**AUSGEWÄHLTE TEXTSTELLE**
┏━━

Den Wagen fährt Ronni Zeppelin, Ende 20, große Augen und durchdringender Blick. Zeppelin heißt eigentlich anders, aber das ist geheim, denn eigentlich dürften sie hier gar nicht sein. Im Frühjahr 2022 verlor der Lützeraths letzter Bewohner, Eckhart Heukamp, den Gerichtsprozess um seinen Hof, seit Oktober gehört das Land dem Konzern RWE. Und der will seinen Braunkohletagebau Garzweiler II erweitern.
Es heißt, die Kohle unterhalb von Lützerath werde gebraucht, um die Energieversorgungssicherheit zu gewährleisten. Lediglich eine Mahnwache am Dorfeingang dürfen die Aktivist:innen offiziell abhalten. Tatsächlich aber halten sie mehrere Häuser im Dorf besetzt. Sie wollen es vor dem Abriss retten. Mitte Januar soll geräumt werden. Wie bleibt man hoffnungsvoll, wenn die Temperaturen unter Minus fallen, der Strom wegbleibt und eine Räumung droht?
Hoffnung? Motivation!

┗━━

**MATERIALÜBERSICHT**
┏━━

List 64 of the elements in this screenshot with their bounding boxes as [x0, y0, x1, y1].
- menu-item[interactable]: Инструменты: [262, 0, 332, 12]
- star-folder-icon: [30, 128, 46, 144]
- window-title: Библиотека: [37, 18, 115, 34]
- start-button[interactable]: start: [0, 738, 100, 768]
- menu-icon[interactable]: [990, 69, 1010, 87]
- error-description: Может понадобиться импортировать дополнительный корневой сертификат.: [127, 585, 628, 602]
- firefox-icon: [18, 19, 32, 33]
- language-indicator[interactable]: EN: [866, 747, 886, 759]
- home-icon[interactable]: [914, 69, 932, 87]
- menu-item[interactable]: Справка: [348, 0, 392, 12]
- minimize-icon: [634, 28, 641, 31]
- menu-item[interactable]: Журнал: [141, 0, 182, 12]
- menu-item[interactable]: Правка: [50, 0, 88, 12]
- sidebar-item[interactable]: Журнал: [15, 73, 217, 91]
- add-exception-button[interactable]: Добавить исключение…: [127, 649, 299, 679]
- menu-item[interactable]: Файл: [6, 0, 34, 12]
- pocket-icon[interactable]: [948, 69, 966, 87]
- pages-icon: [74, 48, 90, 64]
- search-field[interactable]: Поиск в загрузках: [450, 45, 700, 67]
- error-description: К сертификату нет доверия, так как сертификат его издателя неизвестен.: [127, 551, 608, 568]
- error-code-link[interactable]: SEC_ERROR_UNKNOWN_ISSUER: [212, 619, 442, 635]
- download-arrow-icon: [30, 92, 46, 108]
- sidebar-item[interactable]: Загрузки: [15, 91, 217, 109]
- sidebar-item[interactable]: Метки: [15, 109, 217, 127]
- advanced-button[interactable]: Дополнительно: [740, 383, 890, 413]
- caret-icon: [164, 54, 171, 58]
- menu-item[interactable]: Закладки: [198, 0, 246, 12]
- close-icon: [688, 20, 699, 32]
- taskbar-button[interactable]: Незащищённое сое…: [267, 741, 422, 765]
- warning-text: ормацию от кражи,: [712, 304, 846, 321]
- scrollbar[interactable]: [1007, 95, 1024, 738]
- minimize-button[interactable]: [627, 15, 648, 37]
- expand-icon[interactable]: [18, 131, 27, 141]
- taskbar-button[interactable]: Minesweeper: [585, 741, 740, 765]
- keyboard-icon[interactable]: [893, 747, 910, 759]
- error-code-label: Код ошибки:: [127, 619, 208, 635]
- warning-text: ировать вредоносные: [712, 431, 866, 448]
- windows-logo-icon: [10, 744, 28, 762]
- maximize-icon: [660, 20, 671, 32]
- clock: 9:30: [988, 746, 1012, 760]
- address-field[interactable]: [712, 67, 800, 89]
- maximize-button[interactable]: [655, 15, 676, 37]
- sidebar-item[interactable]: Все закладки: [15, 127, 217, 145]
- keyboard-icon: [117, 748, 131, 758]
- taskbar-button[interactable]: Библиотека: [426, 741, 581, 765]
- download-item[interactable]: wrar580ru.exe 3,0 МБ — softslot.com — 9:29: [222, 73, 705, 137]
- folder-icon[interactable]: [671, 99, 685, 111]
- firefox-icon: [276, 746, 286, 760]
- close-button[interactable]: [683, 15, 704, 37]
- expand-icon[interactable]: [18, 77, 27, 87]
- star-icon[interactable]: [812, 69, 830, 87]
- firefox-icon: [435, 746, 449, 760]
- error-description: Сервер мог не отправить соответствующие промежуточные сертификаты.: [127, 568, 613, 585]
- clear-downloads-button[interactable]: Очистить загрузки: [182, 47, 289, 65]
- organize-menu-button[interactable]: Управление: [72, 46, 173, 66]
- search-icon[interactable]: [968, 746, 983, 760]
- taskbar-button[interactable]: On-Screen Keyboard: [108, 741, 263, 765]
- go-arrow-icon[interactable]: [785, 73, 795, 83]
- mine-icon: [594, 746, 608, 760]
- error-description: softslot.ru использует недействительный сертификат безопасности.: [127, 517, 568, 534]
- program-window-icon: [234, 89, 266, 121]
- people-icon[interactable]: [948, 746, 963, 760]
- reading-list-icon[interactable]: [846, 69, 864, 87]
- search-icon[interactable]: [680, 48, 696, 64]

┗━━

**ARBEITSANWEISUNGEN**
a) Nenne sämtliche Eigennamen, die im Auszug über Lützerath vorkommen.
b) Schreibe aus dem Auszug über Lützerath wortgetreu den Abschnitt nieder, der mit "Es heißt, die" einsetzt und bis einschließlich "eine Räumung droht?" weiterläuft.
c) Führe den Auszug über Lützerath im selben Stil weiter, anschließend an den zuletzt gezeigten Satz.
Das Material ist für die Bearbeitung ohne Belang.

**ENDERGEBNISSE**
a)
- Ronni Zeppelin
- Lützerath (auch in der Form „Lützeraths“)
- Eckhart Heukamp
- RWE
- Garzweiler II

b)
Es heißt, die Kohle unterhalb von Lützerath werde gebraucht, um die Energieversorgungssicherheit zu gewährleisten. Lediglich eine Mahnwache am Dorfeingang dürfen die Aktivist:innen offiziell abhalten. Tatsächlich aber halten sie mehrere Häuser im Dorf besetzt. Sie wollen es vor dem Abriss retten. Mitte Januar soll geräumt werden. Wie bleibt man hoffnungsvoll, wenn die Temperaturen unter Minus fallen, der Strom wegbleibt und eine Räumung droht?

c)
„Hoffnung allein hilft nicht viel“, sagt Zeppelin. „Was mich motiviert, ist zu wissen, dass es Lösungen gibt.“ Manchmal sei allerdings auch das frustrierend: „Es kommt mir so offensichtlich dumm vor, dass wir das Klima nicht schützen.“ Die Menschen müssten sich nur endlich ihrer Macht bewusst werden und die Sache selbst in die Hand nehmen. „Denn die Politik macht es nicht“.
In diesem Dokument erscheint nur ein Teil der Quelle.